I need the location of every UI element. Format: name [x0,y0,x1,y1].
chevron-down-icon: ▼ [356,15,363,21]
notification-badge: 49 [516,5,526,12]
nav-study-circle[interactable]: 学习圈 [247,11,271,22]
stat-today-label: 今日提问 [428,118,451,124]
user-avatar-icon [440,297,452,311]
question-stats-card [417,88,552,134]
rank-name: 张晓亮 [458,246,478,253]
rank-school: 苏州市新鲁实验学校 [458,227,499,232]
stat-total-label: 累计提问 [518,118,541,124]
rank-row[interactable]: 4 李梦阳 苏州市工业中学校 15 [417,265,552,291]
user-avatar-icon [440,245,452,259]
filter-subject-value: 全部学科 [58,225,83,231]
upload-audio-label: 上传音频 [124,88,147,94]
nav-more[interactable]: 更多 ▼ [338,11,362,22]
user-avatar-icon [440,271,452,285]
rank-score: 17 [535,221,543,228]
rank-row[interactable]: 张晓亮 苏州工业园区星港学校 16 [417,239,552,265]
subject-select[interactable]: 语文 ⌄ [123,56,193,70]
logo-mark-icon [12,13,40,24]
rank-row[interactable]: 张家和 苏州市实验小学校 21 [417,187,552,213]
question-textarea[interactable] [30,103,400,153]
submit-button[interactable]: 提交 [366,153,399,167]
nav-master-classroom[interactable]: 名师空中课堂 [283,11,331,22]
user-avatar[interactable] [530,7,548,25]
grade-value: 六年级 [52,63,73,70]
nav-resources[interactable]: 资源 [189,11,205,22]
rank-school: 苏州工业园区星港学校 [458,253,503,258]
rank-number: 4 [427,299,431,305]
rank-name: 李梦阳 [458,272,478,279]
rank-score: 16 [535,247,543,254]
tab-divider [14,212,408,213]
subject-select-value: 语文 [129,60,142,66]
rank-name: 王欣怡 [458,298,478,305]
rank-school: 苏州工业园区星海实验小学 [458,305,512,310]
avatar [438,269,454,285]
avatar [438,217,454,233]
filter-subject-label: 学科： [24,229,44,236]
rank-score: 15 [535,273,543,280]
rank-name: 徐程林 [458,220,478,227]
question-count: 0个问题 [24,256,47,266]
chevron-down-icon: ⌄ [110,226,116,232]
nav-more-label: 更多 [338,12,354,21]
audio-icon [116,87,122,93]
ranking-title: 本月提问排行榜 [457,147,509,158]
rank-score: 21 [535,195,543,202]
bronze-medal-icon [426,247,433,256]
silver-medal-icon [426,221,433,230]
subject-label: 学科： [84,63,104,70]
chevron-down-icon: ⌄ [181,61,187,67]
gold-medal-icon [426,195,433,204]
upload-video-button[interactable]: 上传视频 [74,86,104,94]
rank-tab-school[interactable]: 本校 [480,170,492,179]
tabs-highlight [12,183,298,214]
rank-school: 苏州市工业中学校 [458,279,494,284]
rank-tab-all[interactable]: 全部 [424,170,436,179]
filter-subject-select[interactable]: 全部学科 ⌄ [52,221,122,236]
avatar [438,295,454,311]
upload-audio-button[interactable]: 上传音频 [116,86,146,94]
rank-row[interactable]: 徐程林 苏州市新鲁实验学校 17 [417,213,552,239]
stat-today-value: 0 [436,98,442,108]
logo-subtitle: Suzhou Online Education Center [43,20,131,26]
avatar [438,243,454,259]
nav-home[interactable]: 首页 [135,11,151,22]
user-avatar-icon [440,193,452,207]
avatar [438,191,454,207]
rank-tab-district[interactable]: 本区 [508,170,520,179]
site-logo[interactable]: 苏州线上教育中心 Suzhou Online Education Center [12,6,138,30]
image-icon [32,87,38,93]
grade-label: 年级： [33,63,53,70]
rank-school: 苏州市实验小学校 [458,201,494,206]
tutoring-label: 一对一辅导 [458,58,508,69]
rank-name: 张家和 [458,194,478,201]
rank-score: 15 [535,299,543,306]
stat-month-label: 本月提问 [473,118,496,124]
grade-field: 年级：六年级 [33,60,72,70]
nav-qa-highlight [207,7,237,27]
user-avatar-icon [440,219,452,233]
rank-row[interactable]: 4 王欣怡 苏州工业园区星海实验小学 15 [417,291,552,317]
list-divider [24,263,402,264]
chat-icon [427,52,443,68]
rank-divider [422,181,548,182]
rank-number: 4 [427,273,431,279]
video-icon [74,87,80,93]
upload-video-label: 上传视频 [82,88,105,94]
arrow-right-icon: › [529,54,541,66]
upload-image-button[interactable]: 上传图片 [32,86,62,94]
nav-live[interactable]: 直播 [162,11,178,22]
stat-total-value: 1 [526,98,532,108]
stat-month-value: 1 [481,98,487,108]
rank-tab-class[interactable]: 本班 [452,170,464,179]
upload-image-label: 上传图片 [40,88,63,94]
○ ○ ○ ○ ○
§ **PROBLEM DESCRIPTION**: Print every row above again line for line, with no changes.

§ **TASK RESPONSE**:
I need the location of every UI element. Format: name [x0,y0,x1,y1].
chevron-down-icon: ▼ [356,15,363,21]
notification-badge: 49 [516,5,526,12]
nav-study-circle[interactable]: 学习圈 [247,11,271,22]
stat-today-label: 今日提问 [428,118,451,124]
user-avatar-icon [440,297,452,311]
question-stats-card [417,88,552,134]
rank-name: 张晓亮 [458,246,478,253]
rank-school: 苏州市新鲁实验学校 [458,227,499,232]
stat-total-label: 累计提问 [518,118,541,124]
rank-row[interactable]: 4 李梦阳 苏州市工业中学校 15 [417,265,552,291]
user-avatar-icon [440,245,452,259]
filter-subject-value: 全部学科 [58,225,83,231]
upload-audio-label: 上传音频 [124,88,147,94]
nav-more[interactable]: 更多 ▼ [338,11,362,22]
user-avatar-icon [440,271,452,285]
rank-score: 17 [535,221,543,228]
rank-row[interactable]: 张晓亮 苏州工业园区星港学校 16 [417,239,552,265]
subject-select[interactable]: 语文 ⌄ [123,56,193,70]
logo-mark-icon [12,13,40,24]
rank-row[interactable]: 张家和 苏州市实验小学校 21 [417,187,552,213]
question-textarea[interactable] [30,103,400,153]
submit-button[interactable]: 提交 [366,153,399,167]
nav-master-classroom[interactable]: 名师空中课堂 [283,11,331,22]
user-avatar[interactable] [530,7,548,25]
grade-value: 六年级 [52,63,73,70]
nav-resources[interactable]: 资源 [189,11,205,22]
rank-school: 苏州工业园区星港学校 [458,253,503,258]
rank-number: 4 [427,299,431,305]
rank-name: 李梦阳 [458,272,478,279]
rank-score: 16 [535,247,543,254]
tab-divider [14,212,408,213]
subject-select-value: 语文 [129,60,142,66]
rank-name: 王欣怡 [458,298,478,305]
rank-school: 苏州工业园区星海实验小学 [458,305,512,310]
avatar [438,269,454,285]
avatar [438,217,454,233]
filter-subject-label: 学科： [24,229,44,236]
rank-score: 15 [535,273,543,280]
rank-name: 徐程林 [458,220,478,227]
question-count: 0个问题 [24,256,47,266]
chevron-down-icon: ⌄ [110,226,116,232]
nav-more-label: 更多 [338,12,354,21]
audio-icon [116,87,122,93]
ranking-title: 本月提问排行榜 [457,147,509,158]
rank-score: 21 [535,195,543,202]
bronze-medal-icon [426,247,433,256]
silver-medal-icon [426,221,433,230]
subject-label: 学科： [84,63,104,70]
chevron-down-icon: ⌄ [181,61,187,67]
gold-medal-icon [426,195,433,204]
upload-video-button[interactable]: 上传视频 [74,86,104,94]
rank-tab-school[interactable]: 本校 [480,170,492,179]
tabs-highlight [12,183,298,214]
rank-school: 苏州市工业中学校 [458,279,494,284]
rank-tab-all[interactable]: 全部 [424,170,436,179]
filter-subject-select[interactable]: 全部学科 ⌄ [52,221,122,236]
avatar [438,295,454,311]
upload-audio-button[interactable]: 上传音频 [116,86,146,94]
rank-row[interactable]: 徐程林 苏州市新鲁实验学校 17 [417,213,552,239]
stat-today-value: 0 [436,98,442,108]
logo-subtitle: Suzhou Online Education Center [43,20,131,26]
avatar [438,243,454,259]
nav-home[interactable]: 首页 [135,11,151,22]
user-avatar-icon [440,193,452,207]
avatar [438,191,454,207]
rank-tab-district[interactable]: 本区 [508,170,520,179]
site-logo[interactable]: 苏州线上教育中心 Suzhou Online Education Center [12,6,138,30]
image-icon [32,87,38,93]
grade-label: 年级： [33,63,53,70]
rank-school: 苏州市实验小学校 [458,201,494,206]
tutoring-label: 一对一辅导 [458,58,508,69]
rank-name: 张家和 [458,194,478,201]
rank-score: 15 [535,299,543,306]
stat-month-label: 本月提问 [473,118,496,124]
grade-field: 年级：六年级 [33,60,72,70]
nav-qa-highlight [207,7,237,27]
user-avatar-icon [440,219,452,233]
rank-row[interactable]: 4 王欣怡 苏州工业园区星海实验小学 15 [417,291,552,317]
list-divider [24,263,402,264]
chat-icon [427,52,443,68]
rank-divider [422,181,548,182]
rank-number: 4 [427,273,431,279]
video-icon [74,87,80,93]
upload-video-label: 上传视频 [82,88,105,94]
arrow-right-icon: › [529,54,541,66]
upload-image-button[interactable]: 上传图片 [32,86,62,94]
nav-live[interactable]: 直播 [162,11,178,22]
stat-total-value: 1 [526,98,532,108]
stat-month-value: 1 [481,98,487,108]
rank-tab-class[interactable]: 本班 [452,170,464,179]
upload-image-label: 上传图片 [40,88,63,94]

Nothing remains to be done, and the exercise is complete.